Which lines have the string "idea"? Copy all of them from the entries below.

SUPPLIED RECORDS:
-=-=-=-=-

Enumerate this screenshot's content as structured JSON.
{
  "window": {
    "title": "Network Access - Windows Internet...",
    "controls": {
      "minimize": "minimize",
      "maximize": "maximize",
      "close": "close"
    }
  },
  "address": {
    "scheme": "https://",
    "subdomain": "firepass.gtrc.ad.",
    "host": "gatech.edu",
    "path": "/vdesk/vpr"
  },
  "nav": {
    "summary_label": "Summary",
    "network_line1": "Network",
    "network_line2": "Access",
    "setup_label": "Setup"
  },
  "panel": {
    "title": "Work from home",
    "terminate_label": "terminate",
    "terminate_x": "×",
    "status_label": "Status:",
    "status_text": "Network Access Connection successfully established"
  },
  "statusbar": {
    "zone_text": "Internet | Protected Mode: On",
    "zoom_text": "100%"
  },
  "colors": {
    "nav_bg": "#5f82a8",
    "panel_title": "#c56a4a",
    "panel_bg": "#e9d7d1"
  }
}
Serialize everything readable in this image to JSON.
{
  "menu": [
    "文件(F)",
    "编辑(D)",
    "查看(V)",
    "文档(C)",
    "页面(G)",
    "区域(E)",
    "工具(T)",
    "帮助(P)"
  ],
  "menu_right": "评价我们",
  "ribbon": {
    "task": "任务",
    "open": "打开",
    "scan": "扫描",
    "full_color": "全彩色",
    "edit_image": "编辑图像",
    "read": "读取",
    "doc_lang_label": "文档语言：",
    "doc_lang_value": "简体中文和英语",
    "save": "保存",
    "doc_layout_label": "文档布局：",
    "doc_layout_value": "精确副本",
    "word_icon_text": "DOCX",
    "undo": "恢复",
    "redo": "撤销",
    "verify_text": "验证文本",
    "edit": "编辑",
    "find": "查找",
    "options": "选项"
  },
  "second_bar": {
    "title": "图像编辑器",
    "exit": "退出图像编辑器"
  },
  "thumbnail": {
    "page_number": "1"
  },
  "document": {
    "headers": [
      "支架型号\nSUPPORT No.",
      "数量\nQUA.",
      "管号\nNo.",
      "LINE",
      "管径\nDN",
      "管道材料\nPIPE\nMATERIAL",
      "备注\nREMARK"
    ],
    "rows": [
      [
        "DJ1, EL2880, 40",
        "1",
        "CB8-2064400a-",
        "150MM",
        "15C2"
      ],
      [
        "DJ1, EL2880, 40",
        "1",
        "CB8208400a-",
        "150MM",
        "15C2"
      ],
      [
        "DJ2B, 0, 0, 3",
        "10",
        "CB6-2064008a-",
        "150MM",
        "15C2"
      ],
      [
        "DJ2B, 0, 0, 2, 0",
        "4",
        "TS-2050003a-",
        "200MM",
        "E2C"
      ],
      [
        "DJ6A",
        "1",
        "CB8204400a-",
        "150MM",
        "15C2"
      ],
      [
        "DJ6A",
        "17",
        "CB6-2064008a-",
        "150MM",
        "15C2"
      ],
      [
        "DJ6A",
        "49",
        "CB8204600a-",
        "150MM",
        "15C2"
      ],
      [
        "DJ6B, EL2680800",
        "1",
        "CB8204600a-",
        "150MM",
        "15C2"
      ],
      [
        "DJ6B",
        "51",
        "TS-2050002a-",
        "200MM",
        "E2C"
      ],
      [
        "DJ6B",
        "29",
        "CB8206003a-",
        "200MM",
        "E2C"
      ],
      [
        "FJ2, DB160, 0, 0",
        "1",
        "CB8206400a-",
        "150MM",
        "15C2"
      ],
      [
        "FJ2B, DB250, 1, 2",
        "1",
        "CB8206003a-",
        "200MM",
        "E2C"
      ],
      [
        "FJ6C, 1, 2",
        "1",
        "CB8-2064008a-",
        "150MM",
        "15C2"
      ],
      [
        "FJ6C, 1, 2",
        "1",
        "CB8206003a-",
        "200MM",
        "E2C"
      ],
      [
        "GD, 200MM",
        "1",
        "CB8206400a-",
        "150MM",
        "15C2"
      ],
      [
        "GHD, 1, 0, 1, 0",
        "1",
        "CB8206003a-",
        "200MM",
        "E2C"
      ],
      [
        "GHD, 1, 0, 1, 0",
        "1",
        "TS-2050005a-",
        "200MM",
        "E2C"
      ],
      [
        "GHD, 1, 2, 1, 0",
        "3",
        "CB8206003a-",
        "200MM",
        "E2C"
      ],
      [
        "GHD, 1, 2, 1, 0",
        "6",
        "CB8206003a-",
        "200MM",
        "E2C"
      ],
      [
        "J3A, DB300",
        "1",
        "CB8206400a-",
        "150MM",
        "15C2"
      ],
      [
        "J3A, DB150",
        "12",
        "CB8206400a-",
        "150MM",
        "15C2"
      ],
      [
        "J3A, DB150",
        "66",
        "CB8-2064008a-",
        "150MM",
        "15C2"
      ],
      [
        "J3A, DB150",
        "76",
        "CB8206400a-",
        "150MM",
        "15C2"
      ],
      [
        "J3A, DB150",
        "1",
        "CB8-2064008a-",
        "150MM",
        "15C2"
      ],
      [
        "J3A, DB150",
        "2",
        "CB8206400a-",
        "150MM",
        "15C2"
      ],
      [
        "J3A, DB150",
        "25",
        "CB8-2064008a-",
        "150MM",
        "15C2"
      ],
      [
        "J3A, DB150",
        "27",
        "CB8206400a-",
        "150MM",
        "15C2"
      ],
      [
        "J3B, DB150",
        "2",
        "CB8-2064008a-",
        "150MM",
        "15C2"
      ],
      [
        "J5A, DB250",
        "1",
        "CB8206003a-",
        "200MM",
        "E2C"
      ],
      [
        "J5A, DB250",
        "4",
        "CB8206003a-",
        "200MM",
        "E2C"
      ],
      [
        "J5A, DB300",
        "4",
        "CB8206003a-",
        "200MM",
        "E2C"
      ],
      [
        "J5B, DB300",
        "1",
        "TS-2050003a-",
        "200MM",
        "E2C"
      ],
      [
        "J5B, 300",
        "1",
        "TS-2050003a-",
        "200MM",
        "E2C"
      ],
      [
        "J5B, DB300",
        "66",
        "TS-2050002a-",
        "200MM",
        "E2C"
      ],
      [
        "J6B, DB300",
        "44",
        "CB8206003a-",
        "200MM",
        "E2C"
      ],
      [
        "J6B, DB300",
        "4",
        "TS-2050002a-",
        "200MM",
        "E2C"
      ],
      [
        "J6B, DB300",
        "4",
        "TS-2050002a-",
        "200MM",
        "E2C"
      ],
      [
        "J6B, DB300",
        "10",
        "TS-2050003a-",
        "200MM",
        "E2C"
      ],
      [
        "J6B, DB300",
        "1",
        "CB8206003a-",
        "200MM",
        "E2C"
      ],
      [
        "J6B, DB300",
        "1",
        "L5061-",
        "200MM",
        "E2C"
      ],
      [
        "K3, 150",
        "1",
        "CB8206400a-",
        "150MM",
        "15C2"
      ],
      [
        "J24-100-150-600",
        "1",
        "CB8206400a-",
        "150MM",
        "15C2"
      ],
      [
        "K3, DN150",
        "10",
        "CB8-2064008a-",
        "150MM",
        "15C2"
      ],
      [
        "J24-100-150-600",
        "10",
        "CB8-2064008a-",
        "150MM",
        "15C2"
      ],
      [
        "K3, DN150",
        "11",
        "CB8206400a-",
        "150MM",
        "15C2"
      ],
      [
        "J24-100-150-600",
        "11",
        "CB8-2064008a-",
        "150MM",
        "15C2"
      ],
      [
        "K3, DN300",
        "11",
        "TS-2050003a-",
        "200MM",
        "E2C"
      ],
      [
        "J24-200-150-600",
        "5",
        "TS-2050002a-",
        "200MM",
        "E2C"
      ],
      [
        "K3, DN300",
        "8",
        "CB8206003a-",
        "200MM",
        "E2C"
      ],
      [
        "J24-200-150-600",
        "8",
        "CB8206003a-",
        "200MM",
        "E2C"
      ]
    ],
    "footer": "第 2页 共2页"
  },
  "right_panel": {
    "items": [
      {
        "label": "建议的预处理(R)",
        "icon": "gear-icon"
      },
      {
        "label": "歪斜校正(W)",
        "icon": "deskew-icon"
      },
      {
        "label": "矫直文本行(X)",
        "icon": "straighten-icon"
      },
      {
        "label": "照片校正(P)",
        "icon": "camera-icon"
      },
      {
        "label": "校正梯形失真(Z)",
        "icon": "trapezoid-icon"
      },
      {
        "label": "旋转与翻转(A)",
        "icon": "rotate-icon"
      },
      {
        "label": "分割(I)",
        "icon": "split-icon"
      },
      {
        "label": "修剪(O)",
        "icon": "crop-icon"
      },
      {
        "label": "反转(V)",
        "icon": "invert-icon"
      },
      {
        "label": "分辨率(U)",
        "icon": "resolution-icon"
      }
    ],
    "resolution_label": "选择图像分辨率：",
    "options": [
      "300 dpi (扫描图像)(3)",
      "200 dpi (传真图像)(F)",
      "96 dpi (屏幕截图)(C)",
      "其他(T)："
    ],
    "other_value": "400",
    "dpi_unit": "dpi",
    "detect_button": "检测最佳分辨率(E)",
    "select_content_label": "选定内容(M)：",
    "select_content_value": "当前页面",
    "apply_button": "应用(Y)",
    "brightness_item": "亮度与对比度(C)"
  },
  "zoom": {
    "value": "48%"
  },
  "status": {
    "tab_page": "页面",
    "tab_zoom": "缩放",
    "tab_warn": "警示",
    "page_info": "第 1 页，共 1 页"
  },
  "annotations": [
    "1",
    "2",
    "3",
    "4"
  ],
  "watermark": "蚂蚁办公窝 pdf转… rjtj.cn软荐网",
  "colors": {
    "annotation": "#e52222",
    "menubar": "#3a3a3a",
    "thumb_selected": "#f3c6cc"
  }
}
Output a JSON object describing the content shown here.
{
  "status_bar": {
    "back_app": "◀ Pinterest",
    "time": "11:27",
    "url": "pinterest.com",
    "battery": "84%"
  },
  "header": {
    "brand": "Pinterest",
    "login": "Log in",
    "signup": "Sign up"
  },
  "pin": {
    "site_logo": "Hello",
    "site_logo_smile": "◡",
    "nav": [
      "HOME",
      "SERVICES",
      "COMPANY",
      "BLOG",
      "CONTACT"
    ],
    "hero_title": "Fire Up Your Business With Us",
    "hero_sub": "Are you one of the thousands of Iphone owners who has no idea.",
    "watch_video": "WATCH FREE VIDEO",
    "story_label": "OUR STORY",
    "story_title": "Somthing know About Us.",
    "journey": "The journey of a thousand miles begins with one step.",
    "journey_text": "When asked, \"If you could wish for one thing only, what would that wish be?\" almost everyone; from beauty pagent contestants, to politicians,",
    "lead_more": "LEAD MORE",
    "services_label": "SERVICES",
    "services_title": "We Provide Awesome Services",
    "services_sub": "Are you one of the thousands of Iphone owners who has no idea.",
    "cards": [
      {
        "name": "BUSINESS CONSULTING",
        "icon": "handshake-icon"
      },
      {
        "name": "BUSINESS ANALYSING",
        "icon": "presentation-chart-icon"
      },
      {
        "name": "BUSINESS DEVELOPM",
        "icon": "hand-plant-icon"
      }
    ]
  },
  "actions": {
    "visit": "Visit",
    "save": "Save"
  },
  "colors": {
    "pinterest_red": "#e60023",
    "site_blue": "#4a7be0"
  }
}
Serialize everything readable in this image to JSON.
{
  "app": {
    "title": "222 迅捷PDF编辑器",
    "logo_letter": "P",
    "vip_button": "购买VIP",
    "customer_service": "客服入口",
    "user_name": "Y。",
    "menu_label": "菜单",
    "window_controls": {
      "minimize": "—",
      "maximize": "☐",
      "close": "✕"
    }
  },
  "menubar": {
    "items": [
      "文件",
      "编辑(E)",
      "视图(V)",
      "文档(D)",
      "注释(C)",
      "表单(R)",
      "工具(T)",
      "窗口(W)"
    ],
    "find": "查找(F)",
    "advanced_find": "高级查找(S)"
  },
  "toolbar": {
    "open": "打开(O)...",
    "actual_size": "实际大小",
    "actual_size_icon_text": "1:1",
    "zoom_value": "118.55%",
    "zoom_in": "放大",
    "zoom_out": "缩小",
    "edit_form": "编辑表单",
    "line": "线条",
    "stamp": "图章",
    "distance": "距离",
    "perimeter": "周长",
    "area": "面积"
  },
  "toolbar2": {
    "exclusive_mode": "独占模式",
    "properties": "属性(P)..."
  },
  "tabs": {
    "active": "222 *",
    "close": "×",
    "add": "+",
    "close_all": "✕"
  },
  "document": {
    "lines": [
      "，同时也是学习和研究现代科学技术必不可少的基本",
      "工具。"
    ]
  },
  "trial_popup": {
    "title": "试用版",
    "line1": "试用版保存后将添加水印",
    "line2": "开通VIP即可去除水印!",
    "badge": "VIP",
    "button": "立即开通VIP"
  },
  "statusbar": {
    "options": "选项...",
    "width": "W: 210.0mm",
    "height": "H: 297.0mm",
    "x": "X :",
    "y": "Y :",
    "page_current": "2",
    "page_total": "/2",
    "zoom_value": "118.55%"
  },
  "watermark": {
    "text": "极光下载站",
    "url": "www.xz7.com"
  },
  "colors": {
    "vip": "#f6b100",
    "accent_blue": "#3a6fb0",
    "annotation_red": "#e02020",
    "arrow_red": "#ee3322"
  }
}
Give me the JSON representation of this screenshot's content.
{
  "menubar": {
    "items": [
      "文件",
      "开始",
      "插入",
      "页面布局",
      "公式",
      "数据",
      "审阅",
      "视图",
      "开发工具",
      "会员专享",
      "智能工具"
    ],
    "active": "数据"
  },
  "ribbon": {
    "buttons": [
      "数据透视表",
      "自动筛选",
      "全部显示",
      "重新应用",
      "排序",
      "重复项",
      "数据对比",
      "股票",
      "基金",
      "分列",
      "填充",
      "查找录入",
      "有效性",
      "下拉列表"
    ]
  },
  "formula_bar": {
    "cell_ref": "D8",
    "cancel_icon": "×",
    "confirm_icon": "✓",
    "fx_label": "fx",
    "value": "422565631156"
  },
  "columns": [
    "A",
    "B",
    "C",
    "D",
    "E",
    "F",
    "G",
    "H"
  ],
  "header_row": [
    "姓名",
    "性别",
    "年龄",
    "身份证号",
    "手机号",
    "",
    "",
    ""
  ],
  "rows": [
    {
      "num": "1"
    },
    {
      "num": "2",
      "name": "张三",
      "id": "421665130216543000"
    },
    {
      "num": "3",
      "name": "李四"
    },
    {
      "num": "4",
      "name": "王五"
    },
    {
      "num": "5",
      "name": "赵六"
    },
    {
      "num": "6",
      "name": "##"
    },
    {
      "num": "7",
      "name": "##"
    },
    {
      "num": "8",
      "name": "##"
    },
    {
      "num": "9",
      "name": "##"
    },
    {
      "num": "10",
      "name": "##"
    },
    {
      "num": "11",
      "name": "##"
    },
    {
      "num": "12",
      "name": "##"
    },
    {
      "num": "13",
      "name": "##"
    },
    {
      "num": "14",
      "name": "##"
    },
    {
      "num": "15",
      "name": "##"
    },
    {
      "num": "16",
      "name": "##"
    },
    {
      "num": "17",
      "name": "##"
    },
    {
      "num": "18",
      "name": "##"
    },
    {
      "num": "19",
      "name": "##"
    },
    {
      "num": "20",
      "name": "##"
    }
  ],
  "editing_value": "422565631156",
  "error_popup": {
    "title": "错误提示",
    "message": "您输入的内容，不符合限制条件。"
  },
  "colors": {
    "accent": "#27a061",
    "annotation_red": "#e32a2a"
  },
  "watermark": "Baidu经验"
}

-=-=-=-=-

WRITTEN ANSWER:
    "hero_sub": "Are you one of the thousands of Iphone owners who has no idea.",
    "services_sub": "Are you one of the thousands of Iphone owners who has no idea.",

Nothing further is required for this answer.